## Written exercise
Each line that holds the word "xlabel" is to be identified and copied.
--- Start of Raw data ---
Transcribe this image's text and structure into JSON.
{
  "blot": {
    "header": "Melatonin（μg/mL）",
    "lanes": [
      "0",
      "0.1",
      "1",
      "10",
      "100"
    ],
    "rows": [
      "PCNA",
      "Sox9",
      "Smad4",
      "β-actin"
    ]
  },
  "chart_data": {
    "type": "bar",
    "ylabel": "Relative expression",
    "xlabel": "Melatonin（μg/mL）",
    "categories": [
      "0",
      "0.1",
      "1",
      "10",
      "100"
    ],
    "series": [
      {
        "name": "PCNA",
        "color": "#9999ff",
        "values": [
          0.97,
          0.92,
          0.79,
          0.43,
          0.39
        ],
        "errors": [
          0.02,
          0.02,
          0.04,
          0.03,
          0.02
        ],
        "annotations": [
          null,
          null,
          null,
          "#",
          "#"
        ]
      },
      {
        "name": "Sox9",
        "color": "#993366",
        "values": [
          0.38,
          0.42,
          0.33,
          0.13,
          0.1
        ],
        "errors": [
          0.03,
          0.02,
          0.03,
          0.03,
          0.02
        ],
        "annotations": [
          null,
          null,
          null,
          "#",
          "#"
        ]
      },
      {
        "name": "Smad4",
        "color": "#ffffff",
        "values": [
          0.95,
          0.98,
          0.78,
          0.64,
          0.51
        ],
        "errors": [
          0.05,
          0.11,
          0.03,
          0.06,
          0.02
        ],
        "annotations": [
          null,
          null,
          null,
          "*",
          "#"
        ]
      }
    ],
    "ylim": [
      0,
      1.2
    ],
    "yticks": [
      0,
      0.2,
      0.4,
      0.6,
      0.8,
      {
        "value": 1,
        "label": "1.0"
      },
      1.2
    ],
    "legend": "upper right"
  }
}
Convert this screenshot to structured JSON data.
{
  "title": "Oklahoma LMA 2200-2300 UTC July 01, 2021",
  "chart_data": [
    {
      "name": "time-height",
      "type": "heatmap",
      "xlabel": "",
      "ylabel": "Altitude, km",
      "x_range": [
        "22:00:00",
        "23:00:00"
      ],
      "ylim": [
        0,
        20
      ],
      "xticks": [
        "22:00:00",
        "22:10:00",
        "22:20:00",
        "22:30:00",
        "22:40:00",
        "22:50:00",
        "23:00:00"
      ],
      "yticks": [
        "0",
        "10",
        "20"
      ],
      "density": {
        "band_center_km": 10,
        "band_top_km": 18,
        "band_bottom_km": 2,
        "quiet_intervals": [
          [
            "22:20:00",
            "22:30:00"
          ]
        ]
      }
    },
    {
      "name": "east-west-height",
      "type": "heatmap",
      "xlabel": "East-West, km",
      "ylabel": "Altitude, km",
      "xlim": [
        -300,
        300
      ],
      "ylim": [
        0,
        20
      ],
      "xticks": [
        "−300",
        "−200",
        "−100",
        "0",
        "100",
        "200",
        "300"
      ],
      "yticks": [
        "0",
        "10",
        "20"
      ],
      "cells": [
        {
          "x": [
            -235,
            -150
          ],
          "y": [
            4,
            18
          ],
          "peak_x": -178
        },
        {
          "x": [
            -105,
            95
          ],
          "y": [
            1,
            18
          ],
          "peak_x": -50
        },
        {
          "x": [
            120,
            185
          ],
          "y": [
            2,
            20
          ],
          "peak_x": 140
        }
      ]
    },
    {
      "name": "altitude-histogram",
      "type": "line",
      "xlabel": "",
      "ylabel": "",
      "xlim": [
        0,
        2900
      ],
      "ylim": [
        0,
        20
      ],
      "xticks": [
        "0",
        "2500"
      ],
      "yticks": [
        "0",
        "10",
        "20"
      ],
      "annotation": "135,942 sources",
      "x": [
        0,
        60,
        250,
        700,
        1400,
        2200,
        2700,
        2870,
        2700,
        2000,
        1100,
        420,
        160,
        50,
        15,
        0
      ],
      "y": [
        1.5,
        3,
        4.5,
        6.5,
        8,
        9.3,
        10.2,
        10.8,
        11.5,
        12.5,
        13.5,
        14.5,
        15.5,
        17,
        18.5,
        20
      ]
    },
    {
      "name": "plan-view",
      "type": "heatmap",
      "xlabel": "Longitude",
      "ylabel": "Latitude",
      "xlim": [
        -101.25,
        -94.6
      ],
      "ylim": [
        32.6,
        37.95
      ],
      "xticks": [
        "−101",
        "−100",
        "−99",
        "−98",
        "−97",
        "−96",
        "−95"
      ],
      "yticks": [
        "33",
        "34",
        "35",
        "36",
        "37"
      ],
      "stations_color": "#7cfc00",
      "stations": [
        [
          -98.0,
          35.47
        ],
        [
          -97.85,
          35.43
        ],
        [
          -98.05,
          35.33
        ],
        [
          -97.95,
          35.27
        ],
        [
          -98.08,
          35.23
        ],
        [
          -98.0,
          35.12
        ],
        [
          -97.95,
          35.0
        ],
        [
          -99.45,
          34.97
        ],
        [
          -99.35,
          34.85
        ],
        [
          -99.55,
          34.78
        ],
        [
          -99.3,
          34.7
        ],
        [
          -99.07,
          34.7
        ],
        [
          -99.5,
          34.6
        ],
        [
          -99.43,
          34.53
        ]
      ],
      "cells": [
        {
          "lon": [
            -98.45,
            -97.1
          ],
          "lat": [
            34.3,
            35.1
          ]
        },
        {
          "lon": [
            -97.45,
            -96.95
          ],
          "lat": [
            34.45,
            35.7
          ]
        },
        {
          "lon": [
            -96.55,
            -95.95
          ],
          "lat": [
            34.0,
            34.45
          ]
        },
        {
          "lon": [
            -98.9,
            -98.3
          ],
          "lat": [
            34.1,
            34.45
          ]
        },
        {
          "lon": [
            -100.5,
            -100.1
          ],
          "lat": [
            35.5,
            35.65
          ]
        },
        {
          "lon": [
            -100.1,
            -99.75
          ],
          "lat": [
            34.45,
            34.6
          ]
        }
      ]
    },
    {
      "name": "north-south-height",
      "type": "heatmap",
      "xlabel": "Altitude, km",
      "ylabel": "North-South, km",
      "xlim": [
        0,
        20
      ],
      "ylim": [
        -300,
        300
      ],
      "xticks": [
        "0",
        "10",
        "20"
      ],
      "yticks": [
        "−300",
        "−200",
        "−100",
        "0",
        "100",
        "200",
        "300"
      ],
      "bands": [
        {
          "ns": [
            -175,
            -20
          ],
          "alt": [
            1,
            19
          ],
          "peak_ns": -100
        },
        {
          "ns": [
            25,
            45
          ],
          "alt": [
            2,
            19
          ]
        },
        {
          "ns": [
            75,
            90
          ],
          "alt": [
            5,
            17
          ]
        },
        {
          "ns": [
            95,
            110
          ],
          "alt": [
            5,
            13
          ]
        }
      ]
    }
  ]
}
--- End of Raw data ---
## Expected answer
    "xlabel": "Melatonin（μg/mL）",
      "xlabel": "",
      "xlabel": "East-West, km",
      "xlabel": "",
      "xlabel": "Longitude",
      "xlabel": "Altitude, km",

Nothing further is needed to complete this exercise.